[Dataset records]
------
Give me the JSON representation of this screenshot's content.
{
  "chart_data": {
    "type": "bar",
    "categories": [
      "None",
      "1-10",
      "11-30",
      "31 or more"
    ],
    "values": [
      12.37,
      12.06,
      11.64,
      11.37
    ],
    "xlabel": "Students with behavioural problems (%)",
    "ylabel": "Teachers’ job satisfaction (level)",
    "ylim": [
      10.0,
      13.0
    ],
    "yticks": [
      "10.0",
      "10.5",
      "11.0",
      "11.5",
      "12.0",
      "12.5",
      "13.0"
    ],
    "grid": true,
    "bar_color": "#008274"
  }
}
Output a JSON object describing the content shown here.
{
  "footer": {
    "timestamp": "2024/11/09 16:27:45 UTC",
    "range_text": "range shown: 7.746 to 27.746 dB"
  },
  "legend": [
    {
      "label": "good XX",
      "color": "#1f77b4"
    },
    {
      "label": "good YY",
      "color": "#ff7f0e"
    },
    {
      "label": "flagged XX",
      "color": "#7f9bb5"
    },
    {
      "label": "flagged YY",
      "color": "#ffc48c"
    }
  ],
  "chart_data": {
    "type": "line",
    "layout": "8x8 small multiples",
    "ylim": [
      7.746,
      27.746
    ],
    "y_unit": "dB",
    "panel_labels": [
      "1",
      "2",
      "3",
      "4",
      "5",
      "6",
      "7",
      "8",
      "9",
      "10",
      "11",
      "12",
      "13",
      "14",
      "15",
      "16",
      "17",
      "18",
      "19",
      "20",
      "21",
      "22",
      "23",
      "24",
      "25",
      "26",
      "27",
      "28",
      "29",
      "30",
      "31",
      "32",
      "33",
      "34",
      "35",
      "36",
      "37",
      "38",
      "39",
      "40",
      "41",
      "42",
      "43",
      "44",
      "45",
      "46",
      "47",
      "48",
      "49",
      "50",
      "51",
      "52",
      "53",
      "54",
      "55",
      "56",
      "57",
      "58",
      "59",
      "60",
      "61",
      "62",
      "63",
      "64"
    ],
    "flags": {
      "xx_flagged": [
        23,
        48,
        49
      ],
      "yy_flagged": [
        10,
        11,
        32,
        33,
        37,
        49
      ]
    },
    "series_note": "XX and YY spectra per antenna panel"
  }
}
------
WORK REQUIRED
Output an exact copy of each record.

RESPONSE TO THE TASK
Give me the JSON representation of this screenshot's content.
{
  "chart_data": {
    "type": "bar",
    "categories": [
      "None",
      "1-10",
      "11-30",
      "31 or more"
    ],
    "values": [
      12.37,
      12.06,
      11.64,
      11.37
    ],
    "xlabel": "Students with behavioural problems (%)",
    "ylabel": "Teachers’ job satisfaction (level)",
    "ylim": [
      10.0,
      13.0
    ],
    "yticks": [
      "10.0",
      "10.5",
      "11.0",
      "11.5",
      "12.0",
      "12.5",
      "13.0"
    ],
    "grid": true,
    "bar_color": "#008274"
  }
}
Output a JSON object describing the content shown here.
{
  "footer": {
    "timestamp": "2024/11/09 16:27:45 UTC",
    "range_text": "range shown: 7.746 to 27.746 dB"
  },
  "legend": [
    {
      "label": "good XX",
      "color": "#1f77b4"
    },
    {
      "label": "good YY",
      "color": "#ff7f0e"
    },
    {
      "label": "flagged XX",
      "color": "#7f9bb5"
    },
    {
      "label": "flagged YY",
      "color": "#ffc48c"
    }
  ],
  "chart_data": {
    "type": "line",
    "layout": "8x8 small multiples",
    "ylim": [
      7.746,
      27.746
    ],
    "y_unit": "dB",
    "panel_labels": [
      "1",
      "2",
      "3",
      "4",
      "5",
      "6",
      "7",
      "8",
      "9",
      "10",
      "11",
      "12",
      "13",
      "14",
      "15",
      "16",
      "17",
      "18",
      "19",
      "20",
      "21",
      "22",
      "23",
      "24",
      "25",
      "26",
      "27",
      "28",
      "29",
      "30",
      "31",
      "32",
      "33",
      "34",
      "35",
      "36",
      "37",
      "38",
      "39",
      "40",
      "41",
      "42",
      "43",
      "44",
      "45",
      "46",
      "47",
      "48",
      "49",
      "50",
      "51",
      "52",
      "53",
      "54",
      "55",
      "56",
      "57",
      "58",
      "59",
      "60",
      "61",
      "62",
      "63",
      "64"
    ],
    "flags": {
      "xx_flagged": [
        23,
        48,
        49
      ],
      "yy_flagged": [
        10,
        11,
        32,
        33,
        37,
        49
      ]
    },
    "series_note": "XX and YY spectra per antenna panel"
  }
}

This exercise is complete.